What this task involves | Search the data for the word "JSON" and copy every line where it occurs.

Given data |
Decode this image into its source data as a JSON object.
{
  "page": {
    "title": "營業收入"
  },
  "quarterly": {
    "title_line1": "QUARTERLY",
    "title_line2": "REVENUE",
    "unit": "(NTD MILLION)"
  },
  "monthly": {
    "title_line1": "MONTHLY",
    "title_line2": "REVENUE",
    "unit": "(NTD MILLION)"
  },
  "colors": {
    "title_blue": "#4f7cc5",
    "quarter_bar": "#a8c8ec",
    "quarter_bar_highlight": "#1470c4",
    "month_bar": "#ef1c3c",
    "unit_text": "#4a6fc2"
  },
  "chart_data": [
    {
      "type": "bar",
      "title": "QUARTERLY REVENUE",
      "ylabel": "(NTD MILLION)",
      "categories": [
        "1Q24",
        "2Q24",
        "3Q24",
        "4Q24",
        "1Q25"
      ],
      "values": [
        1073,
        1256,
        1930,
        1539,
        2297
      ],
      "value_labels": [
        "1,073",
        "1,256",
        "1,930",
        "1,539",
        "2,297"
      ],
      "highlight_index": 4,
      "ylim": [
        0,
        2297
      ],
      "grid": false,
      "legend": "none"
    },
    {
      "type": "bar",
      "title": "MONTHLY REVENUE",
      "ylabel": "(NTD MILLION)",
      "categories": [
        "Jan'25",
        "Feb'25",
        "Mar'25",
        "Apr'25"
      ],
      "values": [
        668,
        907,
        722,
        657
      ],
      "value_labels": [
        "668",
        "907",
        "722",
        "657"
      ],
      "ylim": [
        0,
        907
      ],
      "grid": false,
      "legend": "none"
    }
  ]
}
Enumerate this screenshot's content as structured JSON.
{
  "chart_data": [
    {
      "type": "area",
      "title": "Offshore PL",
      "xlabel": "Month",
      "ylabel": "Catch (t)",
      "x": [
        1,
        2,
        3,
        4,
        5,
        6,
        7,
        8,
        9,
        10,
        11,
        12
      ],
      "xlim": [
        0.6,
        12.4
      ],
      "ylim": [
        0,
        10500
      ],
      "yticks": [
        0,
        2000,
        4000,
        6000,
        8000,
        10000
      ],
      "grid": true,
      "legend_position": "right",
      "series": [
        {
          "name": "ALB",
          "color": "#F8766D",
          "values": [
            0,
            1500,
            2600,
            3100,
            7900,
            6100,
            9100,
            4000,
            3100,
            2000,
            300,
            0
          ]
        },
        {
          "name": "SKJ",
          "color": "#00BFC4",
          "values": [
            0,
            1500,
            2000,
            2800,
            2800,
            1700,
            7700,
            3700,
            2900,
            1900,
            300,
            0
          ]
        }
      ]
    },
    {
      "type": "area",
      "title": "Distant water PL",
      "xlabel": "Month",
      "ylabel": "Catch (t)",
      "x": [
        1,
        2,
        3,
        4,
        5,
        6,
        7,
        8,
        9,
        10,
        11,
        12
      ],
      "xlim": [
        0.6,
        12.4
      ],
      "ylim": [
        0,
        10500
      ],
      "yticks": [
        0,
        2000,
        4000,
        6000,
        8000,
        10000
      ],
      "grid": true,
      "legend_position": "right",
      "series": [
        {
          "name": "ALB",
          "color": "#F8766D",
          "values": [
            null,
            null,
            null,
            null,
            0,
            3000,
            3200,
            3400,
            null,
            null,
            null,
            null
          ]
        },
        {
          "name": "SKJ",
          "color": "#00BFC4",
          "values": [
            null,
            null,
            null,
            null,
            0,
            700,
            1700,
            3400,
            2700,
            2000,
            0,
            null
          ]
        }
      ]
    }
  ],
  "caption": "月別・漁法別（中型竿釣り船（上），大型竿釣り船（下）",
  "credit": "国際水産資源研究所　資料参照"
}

Complete answer |
Decode this image into its source data as a JSON object.
Enumerate this screenshot's content as structured JSON.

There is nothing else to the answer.